What is a Sailboat Centerboard?

What is a Sailboat Centerboard? | Life of Sailing

Last Updated by

Daniel Wade

June 15, 2022

A sailboat centerboard is a retractable fin that protrudes from the bottom of the hull. The centerboard keeps the boat stable and on course.

Centerboards are an important and often overlooked part of a sailboat, but they're essential to stability and effective navigation. Centerboards perform the function of a keel and keep the boat on course regardless of wind direction. Centerboards are primarily found on small trailerable vessels, which vary in length from 12 to 25 feet.


Table of contents

How a Centerboard Works

Centerboards look similar to fin keels, but they have one notable difference: they're retractable. Small sailboats use centerboards for stability and to keep a straight course, especially when sailing windward.

Technically speaking, a centerboard is a rudimentary form of a hydrofoil. In practicality, it's like a rudder that always stays amidships. This is beneficial, as it forces the boat to track a straight course regardless of what direction the wind is blowing.

Without the centerboard, the wind would push the sailboat in whatever direction it was blowing. Tacking would be nearly impossible, and attempting to sail windward could simply knock down the boat. In this sense, the centerboard performs the same function as a fixed-keel.

Centerboard Sailboat Characteristics

Centerboard sailboats are typically less than 25 feet in length and designed for shallow water. In fact, centerboard boats are perfect for shallow water. Cruising in lakes and rivers is a joy with a centerboard boat, as the board can be retracted for towing, beaching, or skimming over shallow water. Centerboard sailboats are the ultimate shoal-draft vessels.

Centerboards descend from a hollow cavity in the center of the boat. This cavity is called the centerboard trunk. Some centerboards are removable and slide vertically into the centerboard trunk. Others are hinged or enclosed, allowing them to be raised and lowered from inside the cabin without removal.

Removable Centerboards

Removable centerboards are usually found on the smallest sailboats. These blades tend to be roughly twice the length of how they look from under the boat. This is because the centerboard trunk has to be above the waterline. Remember, the centerboard trunk is effectively a hole in the boat, so it can't be the same height as the water.

Enclosed Centerboards

Enclosed centerboards are common on mid-sized and larger 'small' boats. They're especially common on vessels equipped with cabins. The primary benefit of an enclosed centerboard is water tightness, as the board is housed within a sealed centerboard trunk.

Enclosed centerboards can be raised and lowered from inside the cabin and never needs to be removed from the boat. They're also shorter (overall) than removable centerboards, as they don't mount to the very top of the high centerboard trunk.

The primary drawback of enclosed centerboards is increased complexity and access issues. But in most cases, small centerboard craft are not usually in the water long enough for severe growth issues. Additionally, retracting the board can protect it from excessive marine gunk.

Goal A
Echo the data records word for word, starting at their first line and ending after the line that contains "stat-row: 10Assists — [136, 197, 484, 229]".
The article and the records come from separate sources.

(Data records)
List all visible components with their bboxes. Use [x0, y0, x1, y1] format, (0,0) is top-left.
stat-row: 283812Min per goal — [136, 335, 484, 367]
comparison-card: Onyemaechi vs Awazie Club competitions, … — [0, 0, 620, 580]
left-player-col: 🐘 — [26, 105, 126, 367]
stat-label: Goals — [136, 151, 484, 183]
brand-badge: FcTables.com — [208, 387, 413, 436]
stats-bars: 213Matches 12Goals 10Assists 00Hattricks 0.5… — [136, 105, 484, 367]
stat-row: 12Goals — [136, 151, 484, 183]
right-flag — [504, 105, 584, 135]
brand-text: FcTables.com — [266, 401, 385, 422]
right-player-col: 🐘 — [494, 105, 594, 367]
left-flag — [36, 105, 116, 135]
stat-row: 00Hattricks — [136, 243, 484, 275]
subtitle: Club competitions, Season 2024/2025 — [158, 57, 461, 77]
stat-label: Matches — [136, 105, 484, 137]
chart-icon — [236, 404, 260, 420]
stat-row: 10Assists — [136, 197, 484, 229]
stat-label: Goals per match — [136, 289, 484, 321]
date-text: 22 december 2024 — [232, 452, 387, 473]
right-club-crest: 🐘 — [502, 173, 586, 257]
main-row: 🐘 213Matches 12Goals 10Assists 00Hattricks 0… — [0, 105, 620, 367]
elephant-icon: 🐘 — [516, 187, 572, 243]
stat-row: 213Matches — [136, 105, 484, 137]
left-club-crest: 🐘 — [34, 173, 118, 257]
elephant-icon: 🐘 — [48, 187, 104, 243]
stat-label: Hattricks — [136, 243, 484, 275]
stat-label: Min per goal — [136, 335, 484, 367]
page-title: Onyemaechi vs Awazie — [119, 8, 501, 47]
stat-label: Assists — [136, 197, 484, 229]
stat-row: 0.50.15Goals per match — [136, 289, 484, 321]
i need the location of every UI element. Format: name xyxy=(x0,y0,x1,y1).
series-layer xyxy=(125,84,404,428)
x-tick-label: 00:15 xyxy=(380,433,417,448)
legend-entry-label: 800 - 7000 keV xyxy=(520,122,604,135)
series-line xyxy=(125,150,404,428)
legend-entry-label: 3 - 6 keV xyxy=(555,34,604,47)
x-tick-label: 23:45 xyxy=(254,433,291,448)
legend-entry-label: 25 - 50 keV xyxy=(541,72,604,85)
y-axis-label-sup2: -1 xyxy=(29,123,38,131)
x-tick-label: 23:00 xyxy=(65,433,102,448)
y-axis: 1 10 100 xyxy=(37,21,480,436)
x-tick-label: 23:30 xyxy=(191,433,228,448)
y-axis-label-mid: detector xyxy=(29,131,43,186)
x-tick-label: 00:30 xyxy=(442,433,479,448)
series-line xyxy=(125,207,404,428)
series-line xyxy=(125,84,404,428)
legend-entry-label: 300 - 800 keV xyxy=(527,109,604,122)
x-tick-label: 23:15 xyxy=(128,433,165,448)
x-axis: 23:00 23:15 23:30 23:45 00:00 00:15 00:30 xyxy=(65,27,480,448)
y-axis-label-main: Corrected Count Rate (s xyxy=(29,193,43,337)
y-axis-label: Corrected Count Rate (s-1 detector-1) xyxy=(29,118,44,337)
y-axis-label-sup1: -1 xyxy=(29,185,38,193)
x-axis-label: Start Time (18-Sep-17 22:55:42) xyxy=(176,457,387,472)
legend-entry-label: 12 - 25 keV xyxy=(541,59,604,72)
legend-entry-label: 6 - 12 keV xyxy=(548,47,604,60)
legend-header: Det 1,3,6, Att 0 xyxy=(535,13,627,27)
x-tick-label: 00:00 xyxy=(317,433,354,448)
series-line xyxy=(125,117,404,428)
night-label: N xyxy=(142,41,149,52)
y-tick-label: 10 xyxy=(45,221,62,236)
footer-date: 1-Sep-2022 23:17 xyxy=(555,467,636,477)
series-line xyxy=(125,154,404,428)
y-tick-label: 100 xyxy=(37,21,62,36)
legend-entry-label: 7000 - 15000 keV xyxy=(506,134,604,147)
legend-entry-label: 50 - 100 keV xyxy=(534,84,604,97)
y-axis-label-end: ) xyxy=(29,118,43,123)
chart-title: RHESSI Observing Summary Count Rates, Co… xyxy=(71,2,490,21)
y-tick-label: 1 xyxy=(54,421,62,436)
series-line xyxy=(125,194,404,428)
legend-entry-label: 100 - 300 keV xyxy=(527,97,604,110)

Goal B
From the article on sailboat centerboards, write out the passage that begins at the words "June 15, 2022" and ends after "and on course.", putting "vessel" in place of "hull".

Task output A
List all visible components with their bboxes. Use [x0, y0, x1, y1] format, (0,0) is top-left.
stat-row: 283812Min per goal — [136, 335, 484, 367]
comparison-card: Onyemaechi vs Awazie Club competitions, … — [0, 0, 620, 580]
left-player-col: 🐘 — [26, 105, 126, 367]
stat-label: Goals — [136, 151, 484, 183]
brand-badge: FcTables.com — [208, 387, 413, 436]
stats-bars: 213Matches 12Goals 10Assists 00Hattricks 0.5… — [136, 105, 484, 367]
stat-row: 12Goals — [136, 151, 484, 183]
right-flag — [504, 105, 584, 135]
brand-text: FcTables.com — [266, 401, 385, 422]
right-player-col: 🐘 — [494, 105, 594, 367]
left-flag — [36, 105, 116, 135]
stat-row: 00Hattricks — [136, 243, 484, 275]
subtitle: Club competitions, Season 2024/2025 — [158, 57, 461, 77]
stat-label: Matches — [136, 105, 484, 137]
chart-icon — [236, 404, 260, 420]
stat-row: 10Assists — [136, 197, 484, 229]

Task output B
June 15, 2022

A sailboat centerboard is a retractable fin that protrudes from the bottom of the vessel. The centerboard keeps the boat stable and on course.